ASSIGNMENT: In the listing below, locate the lines bearing the word "trametinib". Copy every one of them.

DATA UNDER STUDY:
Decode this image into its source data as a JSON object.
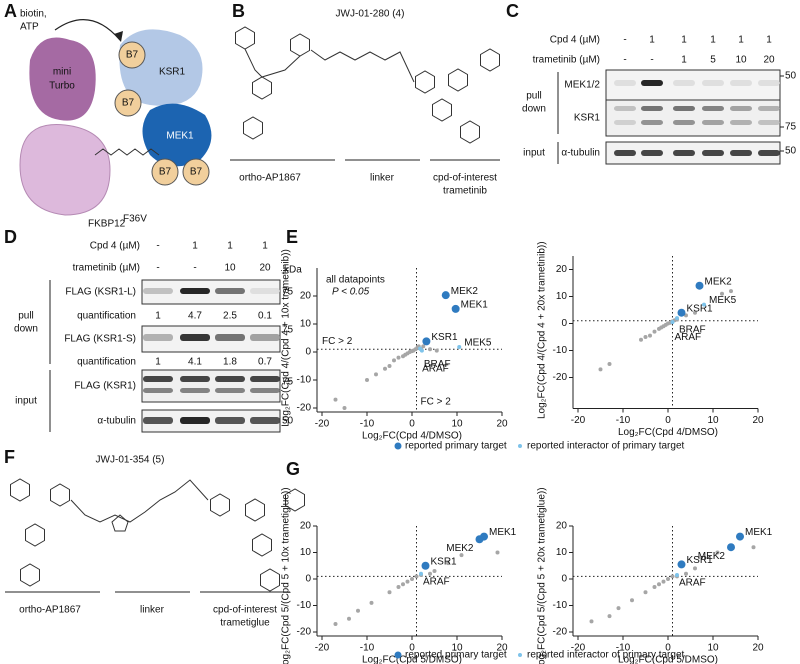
{
  "panel_letters": [
    "A",
    "B",
    "C",
    "D",
    "E",
    "F",
    "G"
  ],
  "panel_a": {
    "substrate": [
      "biotin,",
      "ATP"
    ],
    "enzyme": [
      "mini",
      "Turbo"
    ],
    "ksr1": "KSR1",
    "mek1": "MEK1",
    "tags": [
      "B7",
      "B7",
      "B7",
      "B7"
    ],
    "fkbp": "FKBP12",
    "fkbp_mutation": "F36V"
  },
  "panel_b": {
    "title": "JWJ-01-280 (4)",
    "segments": [
      "ortho-AP1867",
      "linker"
    ],
    "cpd": [
      "cpd-of-interest",
      "trametinib"
    ]
  },
  "panel_c": {
    "rows": [
      {
        "label": "Cpd 4 (µM)",
        "values": [
          "-",
          "1",
          "1",
          "1",
          "1",
          "1"
        ]
      },
      {
        "label": "trametinib (µM)",
        "values": [
          "-",
          "-",
          "1",
          "5",
          "10",
          "20"
        ]
      }
    ],
    "blots": [
      "MEK1/2",
      "KSR1",
      "α-tubulin"
    ],
    "groups": {
      "pull_down": [
        "pull",
        "down"
      ],
      "input": "input"
    },
    "markers": [
      "50",
      "75",
      "50"
    ]
  },
  "panel_d": {
    "rows": [
      {
        "label": "Cpd 4 (µM)",
        "values": [
          "-",
          "1",
          "1",
          "1"
        ]
      },
      {
        "label": "trametinib (µM)",
        "values": [
          "-",
          "-",
          "10",
          "20"
        ]
      }
    ],
    "kda": "kDa",
    "blots": [
      "FLAG (KSR1-L)",
      "FLAG (KSR1-S)",
      "FLAG (KSR1)",
      "α-tubulin"
    ],
    "quantification": [
      {
        "label": "quantification",
        "values": [
          1,
          4.7,
          2.5,
          0.1
        ]
      },
      {
        "label": "quantification",
        "values": [
          1,
          4.1,
          1.8,
          0.7
        ]
      }
    ],
    "groups": {
      "pull_down": [
        "pull",
        "down"
      ],
      "input": "input"
    },
    "markers": [
      "75",
      "75",
      "75",
      "50"
    ]
  },
  "panel_f": {
    "title": "JWJ-01-354 (5)",
    "segments": [
      "ortho-AP1867",
      "linker"
    ],
    "cpd": [
      "cpd-of-interest",
      "trametiglue"
    ]
  },
  "chart_data": [
    {
      "type": "scatter",
      "x_label": "Log₂FC(Cpd 4/DMSO)",
      "y_label": "Log₂FC(Cpd 4/(Cpd 4 + 10x trametinib))",
      "xlim": [
        -20,
        20
      ],
      "xticks": [
        -20,
        -10,
        0,
        10,
        20
      ],
      "ylim": [
        -20,
        30
      ],
      "yticks": [
        -20,
        -10,
        0,
        10,
        20
      ],
      "xthreshold": 1,
      "ythreshold": 1,
      "annotations": [
        "all datapoints",
        "P < 0.05",
        "FC > 2",
        "FC > 2"
      ],
      "series": [
        {
          "color": "#a6a6a6",
          "x": [
            -17,
            -15,
            -10,
            -8,
            -6,
            -5,
            -4,
            -3,
            -2,
            -1.5,
            -1,
            -0.5,
            0,
            0.3,
            0.8,
            1.2,
            1.5,
            2,
            2.5,
            4,
            5.5
          ],
          "values": [
            -17,
            -20,
            -10,
            -8,
            -6,
            -5,
            -3,
            -2,
            -1.5,
            -1,
            -0.5,
            0,
            0.3,
            0.5,
            1,
            1.5,
            2,
            1,
            2,
            1,
            0.5
          ]
        },
        {
          "name": "reported primary target",
          "color": "#2f7bc0",
          "x": [
            7.5,
            9.7,
            3.2
          ],
          "values": [
            20.3,
            15.4,
            3.8
          ],
          "point_labels": [
            "MEK2",
            "MEK1",
            "KSR1"
          ]
        },
        {
          "name": "reported interactor of primary target",
          "color": "#7ec3ea",
          "x": [
            10.5,
            2.2,
            1.8
          ],
          "values": [
            1.8,
            0.5,
            1.2
          ],
          "point_labels": [
            "MEK5",
            "BRAF",
            "ARAF"
          ]
        }
      ]
    },
    {
      "type": "scatter",
      "x_label": "Log₂FC(Cpd 4/DMSO)",
      "y_label": "Log₂FC(Cpd 4/(Cpd 4 + 20x trametinib))",
      "xlim": [
        -20,
        20
      ],
      "xticks": [
        -20,
        -10,
        0,
        10,
        20
      ],
      "ylim": [
        -30,
        25
      ],
      "yticks": [
        -20,
        -10,
        0,
        10,
        20
      ],
      "xthreshold": 1,
      "ythreshold": 1,
      "series": [
        {
          "color": "#a6a6a6",
          "x": [
            -15,
            -13,
            -6,
            -5,
            -4,
            -3,
            -2,
            -1.5,
            -1,
            -0.5,
            0,
            0.5,
            1,
            1.5,
            2,
            4,
            6,
            12,
            14
          ],
          "values": [
            -17,
            -15,
            -6,
            -5,
            -4.5,
            -3,
            -2,
            -1.5,
            -1,
            -0.5,
            0,
            0.3,
            0.8,
            1.2,
            1.5,
            3,
            4,
            11,
            12
          ]
        },
        {
          "color": "#2f7bc0",
          "x": [
            7,
            3
          ],
          "values": [
            14,
            4
          ],
          "point_labels": [
            "MEK2",
            "KSR1"
          ]
        },
        {
          "color": "#7ec3ea",
          "x": [
            8,
            2,
            1
          ],
          "values": [
            7,
            2,
            0.5
          ],
          "point_labels": [
            "MEK5",
            "BRAF",
            "ARAF"
          ]
        }
      ]
    },
    {
      "type": "scatter",
      "x_label": "Log₂FC(Cpd 5/DMSO)",
      "y_label": "Log₂FC(Cpd 5/(Cpd 5 + 10x trametiglue))",
      "xlim": [
        -20,
        20
      ],
      "xticks": [
        -20,
        -10,
        0,
        10,
        20
      ],
      "ylim": [
        -20,
        20
      ],
      "yticks": [
        -20,
        -10,
        0,
        10,
        20
      ],
      "xthreshold": 1,
      "ythreshold": 1,
      "series": [
        {
          "color": "#a6a6a6",
          "x": [
            -17,
            -14,
            -12,
            -9,
            -5,
            -3,
            -2,
            -1,
            0,
            1,
            2,
            4,
            5,
            8,
            11,
            19
          ],
          "values": [
            -17,
            -15,
            -12,
            -9,
            -5,
            -3,
            -2,
            -1,
            0,
            1,
            1.5,
            2,
            3,
            6,
            9,
            10
          ]
        },
        {
          "name": "reported primary target",
          "color": "#2f7bc0",
          "x": [
            16,
            15,
            3
          ],
          "values": [
            16,
            15,
            5
          ],
          "point_labels": [
            "MEK1",
            "MEK2",
            "KSR1"
          ]
        },
        {
          "name": "reported interactor of primary target",
          "color": "#7ec3ea",
          "x": [
            2
          ],
          "values": [
            2
          ],
          "point_labels": [
            "ARAF"
          ]
        }
      ]
    },
    {
      "type": "scatter",
      "x_label": "Log₂FC(Cpd 5/DMSO)",
      "y_label": "Log₂FC(Cpd 5/(Cpd 5 + 20x trametiglue))",
      "xlim": [
        -20,
        20
      ],
      "xticks": [
        -20,
        -10,
        0,
        10,
        20
      ],
      "ylim": [
        -20,
        20
      ],
      "yticks": [
        -20,
        -10,
        0,
        10,
        20
      ],
      "xthreshold": 1,
      "ythreshold": 1,
      "series": [
        {
          "color": "#a6a6a6",
          "x": [
            -17,
            -13,
            -11,
            -8,
            -5,
            -3,
            -2,
            -1,
            0,
            1,
            2,
            4,
            6,
            11,
            19
          ],
          "values": [
            -16,
            -14,
            -11,
            -8,
            -5,
            -3,
            -2,
            -1,
            0,
            1,
            1,
            2,
            4,
            10,
            12
          ]
        },
        {
          "color": "#2f7bc0",
          "x": [
            16,
            14,
            3
          ],
          "values": [
            16,
            12,
            5.5
          ],
          "point_labels": [
            "MEK1",
            "MEK2",
            "KSR1"
          ]
        },
        {
          "color": "#7ec3ea",
          "x": [
            2
          ],
          "values": [
            1.5
          ],
          "point_labels": [
            "ARAF"
          ]
        }
      ]
    }
  ]
}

TASK OUTPUT:
      "trametinib"
        "label": "trametinib (µM)",
        "label": "trametinib (µM)",
      "y_label": "Log₂FC(Cpd 4/(Cpd 4 + 10x trametinib))",
      "y_label": "Log₂FC(Cpd 4/(Cpd 4 + 20x trametinib))",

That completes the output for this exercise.